**Work instruction**
Word-for-word reproduction, images excluded: copy every entry below.

**Document page transcription items**
○ ○ ○ ○ ○
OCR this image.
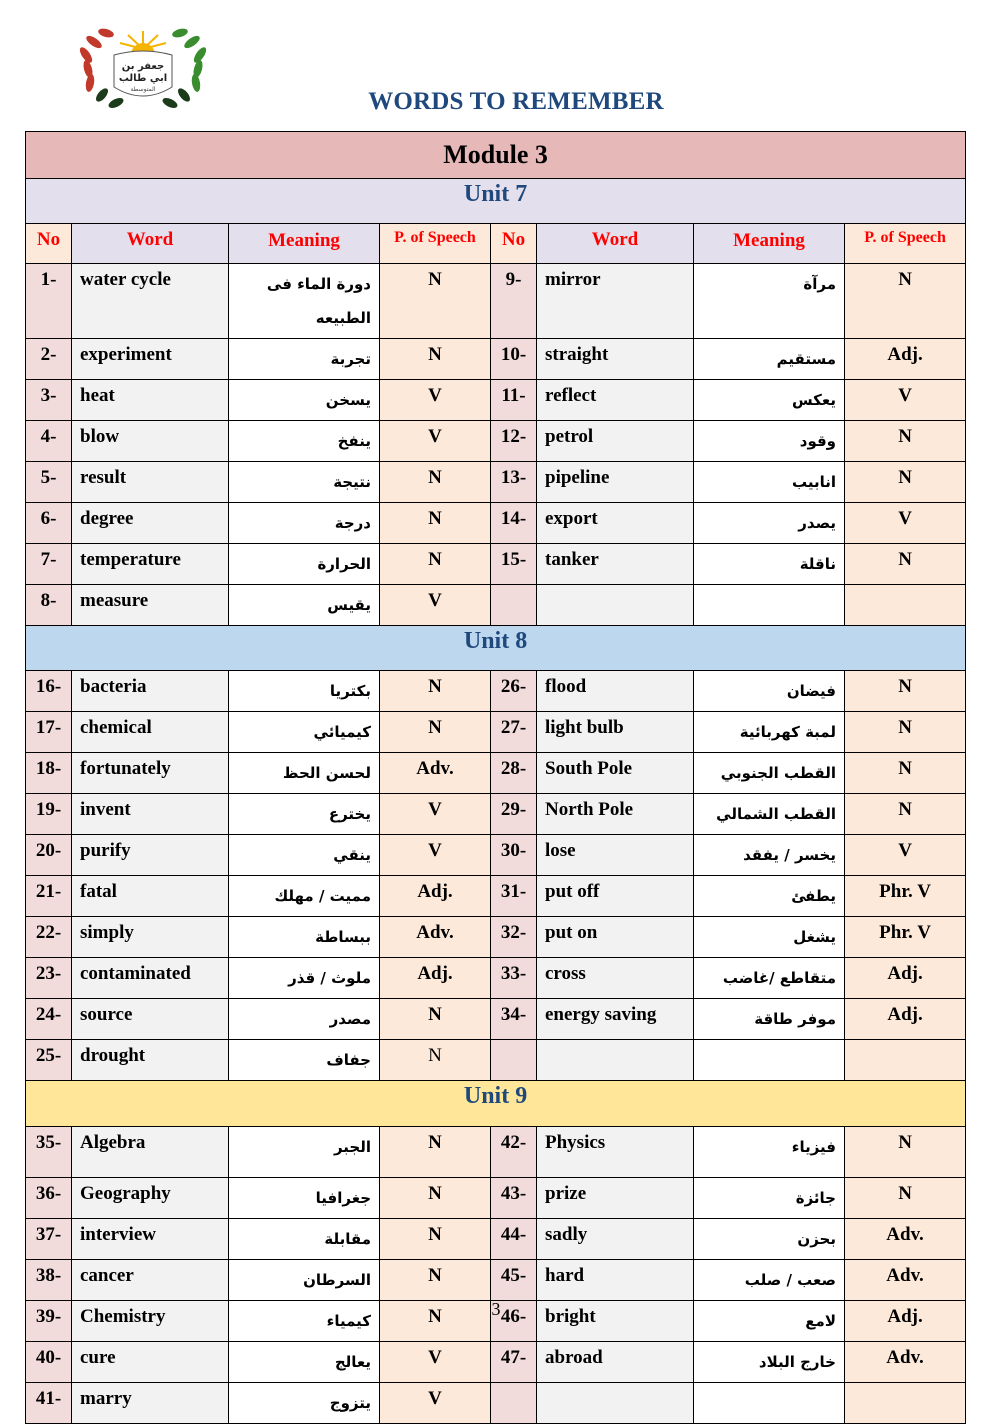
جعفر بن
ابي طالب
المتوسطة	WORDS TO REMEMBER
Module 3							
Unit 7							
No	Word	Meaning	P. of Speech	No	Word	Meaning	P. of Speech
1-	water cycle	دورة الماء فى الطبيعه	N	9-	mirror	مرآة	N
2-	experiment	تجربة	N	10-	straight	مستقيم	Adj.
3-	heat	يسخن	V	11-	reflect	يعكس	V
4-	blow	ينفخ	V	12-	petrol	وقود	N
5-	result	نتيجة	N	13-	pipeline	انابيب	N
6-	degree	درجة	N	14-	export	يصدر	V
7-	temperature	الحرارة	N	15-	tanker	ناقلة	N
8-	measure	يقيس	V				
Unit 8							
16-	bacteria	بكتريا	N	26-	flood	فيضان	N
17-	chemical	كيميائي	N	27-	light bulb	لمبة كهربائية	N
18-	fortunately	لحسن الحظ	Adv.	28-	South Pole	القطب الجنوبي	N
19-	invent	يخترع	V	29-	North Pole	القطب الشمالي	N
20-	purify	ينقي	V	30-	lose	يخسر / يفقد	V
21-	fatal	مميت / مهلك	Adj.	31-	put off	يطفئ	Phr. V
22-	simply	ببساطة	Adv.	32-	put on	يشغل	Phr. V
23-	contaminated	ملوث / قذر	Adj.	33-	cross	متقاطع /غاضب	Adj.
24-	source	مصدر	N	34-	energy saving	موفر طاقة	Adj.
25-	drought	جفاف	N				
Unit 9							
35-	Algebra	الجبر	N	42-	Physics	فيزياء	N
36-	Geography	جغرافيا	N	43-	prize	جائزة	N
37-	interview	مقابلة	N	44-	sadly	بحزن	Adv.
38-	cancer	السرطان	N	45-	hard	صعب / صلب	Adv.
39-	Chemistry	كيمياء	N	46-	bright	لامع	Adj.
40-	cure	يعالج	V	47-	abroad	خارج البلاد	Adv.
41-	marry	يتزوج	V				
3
○ ○ ○ ○ ○
**Answer space**
OCR this image.
جعفر بن
ابي طالب
المتوسطة	WORDS TO REMEMBER
Module 3							
Unit 7							
No	Word	Meaning	P. of Speech	No	Word	Meaning	P. of Speech
1-	water cycle	دورة الماء فى الطبيعه	N	9-	mirror	مرآة	N
2-	experiment	تجربة	N	10-	straight	مستقيم	Adj.
3-	heat	يسخن	V	11-	reflect	يعكس	V
4-	blow	ينفخ	V	12-	petrol	وقود	N
5-	result	نتيجة	N	13-	pipeline	انابيب	N
6-	degree	درجة	N	14-	export	يصدر	V
7-	temperature	الحرارة	N	15-	tanker	ناقلة	N
8-	measure	يقيس	V				
Unit 8							
16-	bacteria	بكتريا	N	26-	flood	فيضان	N
17-	chemical	كيميائي	N	27-	light bulb	لمبة كهربائية	N
18-	fortunately	لحسن الحظ	Adv.	28-	South Pole	القطب الجنوبي	N
19-	invent	يخترع	V	29-	North Pole	القطب الشمالي	N
20-	purify	ينقي	V	30-	lose	يخسر / يفقد	V
21-	fatal	مميت / مهلك	Adj.	31-	put off	يطفئ	Phr. V
22-	simply	ببساطة	Adv.	32-	put on	يشغل	Phr. V
23-	contaminated	ملوث / قذر	Adj.	33-	cross	متقاطع /غاضب	Adj.
24-	source	مصدر	N	34-	energy saving	موفر طاقة	Adj.
25-	drought	جفاف	N				
Unit 9							
35-	Algebra	الجبر	N	42-	Physics	فيزياء	N
36-	Geography	جغرافيا	N	43-	prize	جائزة	N
37-	interview	مقابلة	N	44-	sadly	بحزن	Adv.
38-	cancer	السرطان	N	45-	hard	صعب / صلب	Adv.
39-	Chemistry	كيمياء	N	46-	bright	لامع	Adj.
40-	cure	يعالج	V	47-	abroad	خارج البلاد	Adv.
41-	marry	يتزوج	V				
3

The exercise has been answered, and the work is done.